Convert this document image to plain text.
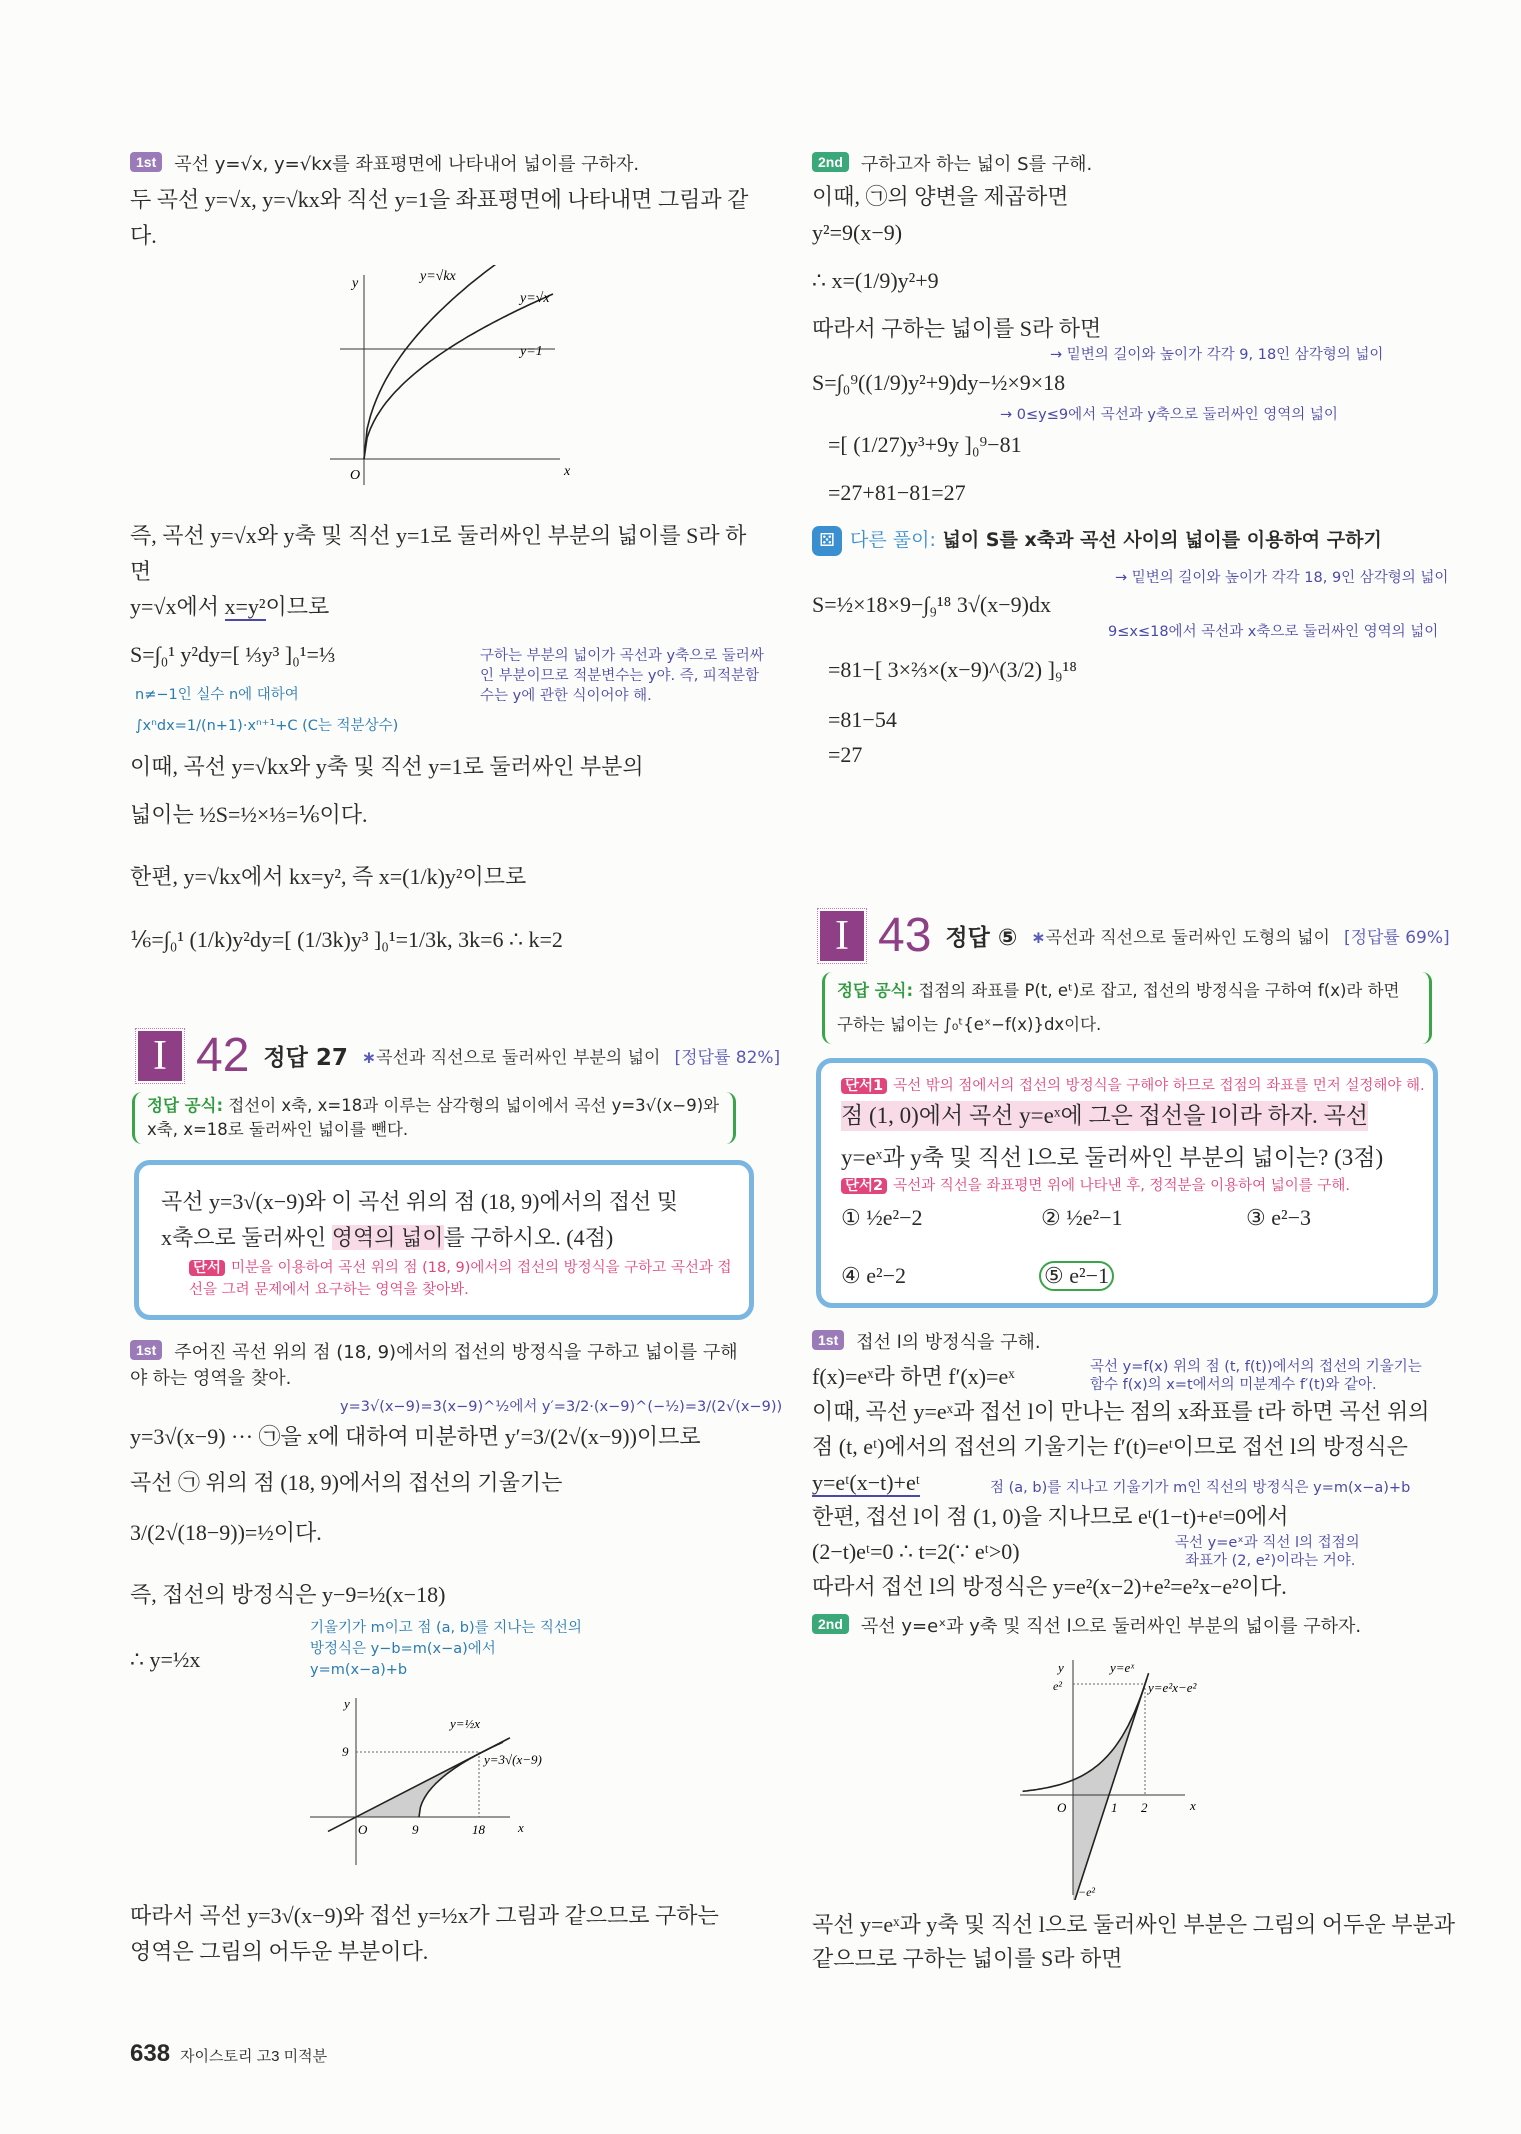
1st 곡선 y=√x, y=√kx를 좌표평면에 나타내어 넓이를 구하자.
두 곡선 y=√x, y=√kx와 직선 y=1을 좌표평면에 나타내면 그림과 같다.
y
x
O
y=√kx
y=√x
y=1
즉, 곡선 y=√x와 y축 및 직선 y=1로 둘러싸인 부분의 넓이를 S라 하면
y=√x에서 x=y²이므로
S=∫₀¹ y²dy=[ ⅓y³ ]₀¹=⅓	구하는 부분의 넓이가 곡선과 y축으로 둘러싸인 부분이므로 적분변수는 y야. 즉, 피적분함수는 y에 관한 식이어야 해.
n≠−1인 실수 n에 대하여
∫xⁿdx=1/(n+1)·xⁿ⁺¹+C (C는 적분상수)
이때, 곡선 y=√kx와 y축 및 직선 y=1로 둘러싸인 부분의
넓이는 ½S=½×⅓=⅙이다.
한편, y=√kx에서 kx=y², 즉 x=(1/k)y²이므로
⅙=∫₀¹ (1/k)y²dy=[ (1/3k)y³ ]₀¹=1/3k, 3k=6 ∴ k=2
I 42 정답 27 ∗곡선과 직선으로 둘러싸인 부분의 넓이 [정답률 82%]
정답 공식: 접선이 x축, x=18과 이루는 삼각형의 넓이에서 곡선 y=3√(x−9)와 x축, x=18로 둘러싸인 넓이를 뺀다.
곡선 y=3√(x−9)와 이 곡선 위의 점 (18, 9)에서의 접선 및
x축으로 둘러싸인 영역의 넓이를 구하시오. (4점)
단서 미분을 이용하여 곡선 위의 점 (18, 9)에서의 접선의 방정식을 구하고 곡선과 접선을 그려 문제에서 요구하는 영역을 찾아봐.
1st 주어진 곡선 위의 점 (18, 9)에서의 접선의 방정식을 구하고 넓이를 구해야 하는 영역을 찾아.
y=3√(x−9)=3(x−9)^½에서 y′=3/2·(x−9)^(−½)=3/(2√(x−9))
y=3√(x−9) ··· ㉠을 x에 대하여 미분하면 y′=3/(2√(x−9))이므로
곡선 ㉠ 위의 점 (18, 9)에서의 접선의 기울기는
3/(2√(18−9))=½이다.
즉, 접선의 방정식은 y−9=½(x−18)
기울기가 m이고 점 (a, b)를 지나는 직선의
방정식은 y−b=m(x−a)에서
y=m(x−a)+b
∴ y=½x
y
x
O	9	18
9
y=½x
y=3√(x−9)
따라서 곡선 y=3√(x−9)와 접선 y=½x가 그림과 같으므로 구하는
영역은 그림의 어두운 부분이다.
2nd 구하고자 하는 넓이 S를 구해.
이때, ㉠의 양변을 제곱하면
y²=9(x−9)
∴ x=(1/9)y²+9
따라서 구하는 넓이를 S라 하면
→ 밑변의 길이와 높이가 각각 9, 18인 삼각형의 넓이
S=∫₀⁹((1/9)y²+9)dy−½×9×18
→ 0≤y≤9에서 곡선과 y축으로 둘러싸인 영역의 넓이
=[ (1/27)y³+9y ]₀⁹−81
=27+81−81=27
⚄ 다른 풀이: 넓이 S를 x축과 곡선 사이의 넓이를 이용하여 구하기
→ 밑변의 길이와 높이가 각각 18, 9인 삼각형의 넓이
S=½×18×9−∫₉¹⁸ 3√(x−9)dx
9≤x≤18에서 곡선과 x축으로 둘러싸인 영역의 넓이
=81−[ 3×⅔×(x−9)^(3/2) ]₉¹⁸
=81−54
=27
I 43 정답 ⑤ ∗곡선과 직선으로 둘러싸인 도형의 넓이 [정답률 69%]
정답 공식: 접점의 좌표를 P(t, eᵗ)로 잡고, 접선의 방정식을 구하여 f(x)라 하면
구하는 넓이는 ∫₀ᵗ{eˣ−f(x)}dx이다.
단서1 곡선 밖의 점에서의 접선의 방정식을 구해야 하므로 접점의 좌표를 먼저 설정해야 해.
점 (1, 0)에서 곡선 y=eˣ에 그은 접선을 l이라 하자. 곡선
y=eˣ과 y축 및 직선 l으로 둘러싸인 부분의 넓이는? (3점)
단서2 곡선과 직선을 좌표평면 위에 나타낸 후, 정적분을 이용하여 넓이를 구해.
① ½e²−2	② ½e²−1	③ e²−3
④ e²−2	⑤ e²−1
1st 접선 l의 방정식을 구해.
f(x)=eˣ라 하면 f′(x)=eˣ	곡선 y=f(x) 위의 점 (t, f(t))에서의 접선의 기울기는
함수 f(x)의 x=t에서의 미분계수 f′(t)와 같아.
이때, 곡선 y=eˣ과 접선 l이 만나는 점의 x좌표를 t라 하면 곡선 위의
점 (t, eᵗ)에서의 접선의 기울기는 f′(t)=eᵗ이므로 접선 l의 방정식은
y=eᵗ(x−t)+eᵗ	점 (a, b)를 지나고 기울기가 m인 직선의 방정식은 y=m(x−a)+b
한편, 접선 l이 점 (1, 0)을 지나므로 eᵗ(1−t)+eᵗ=0에서
(2−t)eᵗ=0 ∴ t=2(∵ eᵗ>0)	곡선 y=eˣ과 직선 l의 접점의
좌표가 (2, e²)이라는 거야.
따라서 접선 l의 방정식은 y=e²(x−2)+e²=e²x−e²이다.
2nd 곡선 y=eˣ과 y축 및 직선 l으로 둘러싸인 부분의 넓이를 구하자.
y
x
O	1 2
e²
−e²
y=eˣ
y=e²x−e²
곡선 y=eˣ과 y축 및 직선 l으로 둘러싸인 부분은 그림의 어두운 부분과
같으므로 구하는 넓이를 S라 하면
638 자이스토리 고3 미적분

______________________________

▶ _EXERCISE GOAL_: Only lines holding the string "y²dy" are wanted; gather each one from the entries above.

▶ _TASK RESPONSE_:
S=∫₀¹ y²dy=[ ⅓y³ ]₀¹=⅓	구하는 부분의 넓이가 곡선과 y축으로 둘러싸인 부분이므로 적분변수는 y야. 즉, 피적분함수는 y에 관한 식이어야 해.
⅙=∫₀¹ (1/k)y²dy=[ (1/3k)y³ ]₀¹=1/3k, 3k=6 ∴ k=2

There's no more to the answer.